→ **Task input**:
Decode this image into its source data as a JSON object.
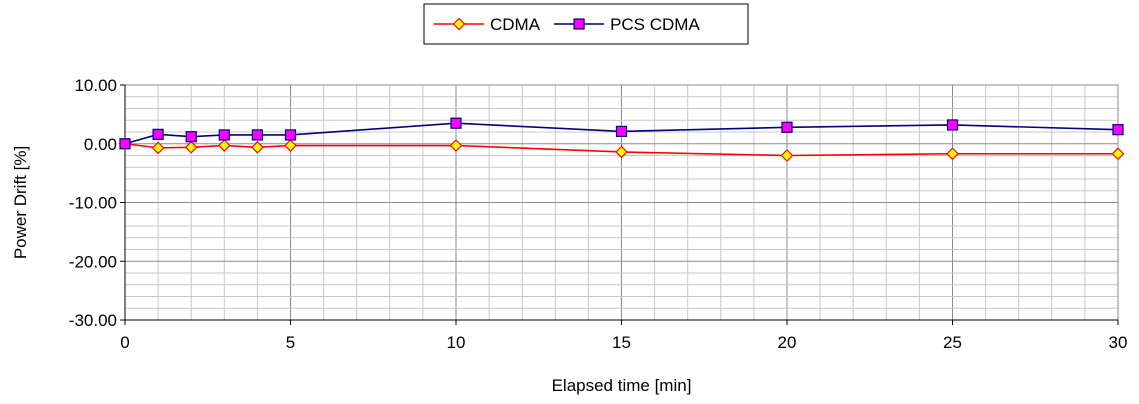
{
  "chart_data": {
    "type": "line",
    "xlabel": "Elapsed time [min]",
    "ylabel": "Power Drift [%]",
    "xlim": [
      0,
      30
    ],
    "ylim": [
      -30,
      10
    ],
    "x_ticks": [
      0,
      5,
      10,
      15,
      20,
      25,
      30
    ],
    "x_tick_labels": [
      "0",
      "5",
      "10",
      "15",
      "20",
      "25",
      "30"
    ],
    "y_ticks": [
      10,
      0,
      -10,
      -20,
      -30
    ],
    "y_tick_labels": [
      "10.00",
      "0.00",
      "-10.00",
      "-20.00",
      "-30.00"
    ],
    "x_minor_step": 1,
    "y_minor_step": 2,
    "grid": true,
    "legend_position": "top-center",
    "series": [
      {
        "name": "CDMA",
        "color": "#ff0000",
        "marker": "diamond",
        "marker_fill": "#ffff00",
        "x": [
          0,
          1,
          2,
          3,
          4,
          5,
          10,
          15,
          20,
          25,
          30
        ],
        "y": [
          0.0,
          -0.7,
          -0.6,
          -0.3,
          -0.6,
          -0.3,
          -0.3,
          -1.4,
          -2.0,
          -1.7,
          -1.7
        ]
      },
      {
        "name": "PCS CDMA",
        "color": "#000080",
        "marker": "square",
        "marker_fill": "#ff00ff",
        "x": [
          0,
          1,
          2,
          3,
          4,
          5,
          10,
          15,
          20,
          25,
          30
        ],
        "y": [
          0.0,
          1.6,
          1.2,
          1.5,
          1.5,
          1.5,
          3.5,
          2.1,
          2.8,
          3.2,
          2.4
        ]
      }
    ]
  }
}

→ **Aim**: Pictures don't belong in the copy. Restate all the entries exactly.

→ **Reply to the exercise**:
Decode this image into its source data as a JSON object.
{
  "chart_data": {
    "type": "line",
    "xlabel": "Elapsed time [min]",
    "ylabel": "Power Drift [%]",
    "xlim": [
      0,
      30
    ],
    "ylim": [
      -30,
      10
    ],
    "x_ticks": [
      0,
      5,
      10,
      15,
      20,
      25,
      30
    ],
    "x_tick_labels": [
      "0",
      "5",
      "10",
      "15",
      "20",
      "25",
      "30"
    ],
    "y_ticks": [
      10,
      0,
      -10,
      -20,
      -30
    ],
    "y_tick_labels": [
      "10.00",
      "0.00",
      "-10.00",
      "-20.00",
      "-30.00"
    ],
    "x_minor_step": 1,
    "y_minor_step": 2,
    "grid": true,
    "legend_position": "top-center",
    "series": [
      {
        "name": "CDMA",
        "color": "#ff0000",
        "marker": "diamond",
        "marker_fill": "#ffff00",
        "x": [
          0,
          1,
          2,
          3,
          4,
          5,
          10,
          15,
          20,
          25,
          30
        ],
        "y": [
          0.0,
          -0.7,
          -0.6,
          -0.3,
          -0.6,
          -0.3,
          -0.3,
          -1.4,
          -2.0,
          -1.7,
          -1.7
        ]
      },
      {
        "name": "PCS CDMA",
        "color": "#000080",
        "marker": "square",
        "marker_fill": "#ff00ff",
        "x": [
          0,
          1,
          2,
          3,
          4,
          5,
          10,
          15,
          20,
          25,
          30
        ],
        "y": [
          0.0,
          1.6,
          1.2,
          1.5,
          1.5,
          1.5,
          3.5,
          2.1,
          2.8,
          3.2,
          2.4
        ]
      }
    ]
  }
}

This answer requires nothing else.